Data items
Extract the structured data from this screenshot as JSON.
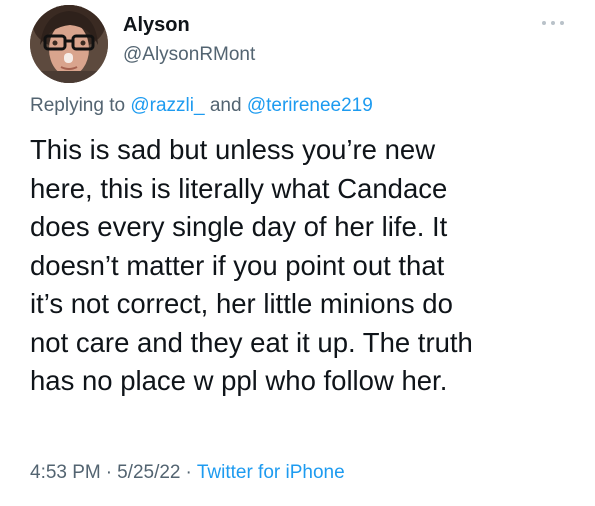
{
  "author": {
    "name": "Alyson",
    "handle": "@AlysonRMont"
  },
  "reply": {
    "prefix": "Replying to",
    "mention_1": "@razzli_",
    "joiner": "and",
    "mention_2": "@terirenee219"
  },
  "tweet": {
    "lines": [
      "This is sad but unless you’re new",
      "here, this is literally what Candace",
      "does every single day of her life. It",
      "doesn’t matter if you point out that",
      "it’s not correct, her little minions do",
      "not care and they eat it up. The truth",
      "has no place w ppl who follow her."
    ]
  },
  "meta": {
    "time": "4:53 PM",
    "separator": "·",
    "date": "5/25/22",
    "source": "Twitter for iPhone"
  },
  "icons": {
    "more": "more-horizontal-icon"
  },
  "colors": {
    "link": "#1d9bf0",
    "secondary": "#536471",
    "text": "#0f1419"
  }
}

-- Work instructions --
Output a faithful copy of the data, with each picture left out.

-- Answer to this problem --
Extract the structured data from this screenshot as JSON.
{
  "author": {
    "name": "Alyson",
    "handle": "@AlysonRMont"
  },
  "reply": {
    "prefix": "Replying to",
    "mention_1": "@razzli_",
    "joiner": "and",
    "mention_2": "@terirenee219"
  },
  "tweet": {
    "lines": [
      "This is sad but unless you’re new",
      "here, this is literally what Candace",
      "does every single day of her life. It",
      "doesn’t matter if you point out that",
      "it’s not correct, her little minions do",
      "not care and they eat it up. The truth",
      "has no place w ppl who follow her."
    ]
  },
  "meta": {
    "time": "4:53 PM",
    "separator": "·",
    "date": "5/25/22",
    "source": "Twitter for iPhone"
  },
  "icons": {
    "more": "more-horizontal-icon"
  },
  "colors": {
    "link": "#1d9bf0",
    "secondary": "#536471",
    "text": "#0f1419"
  }
}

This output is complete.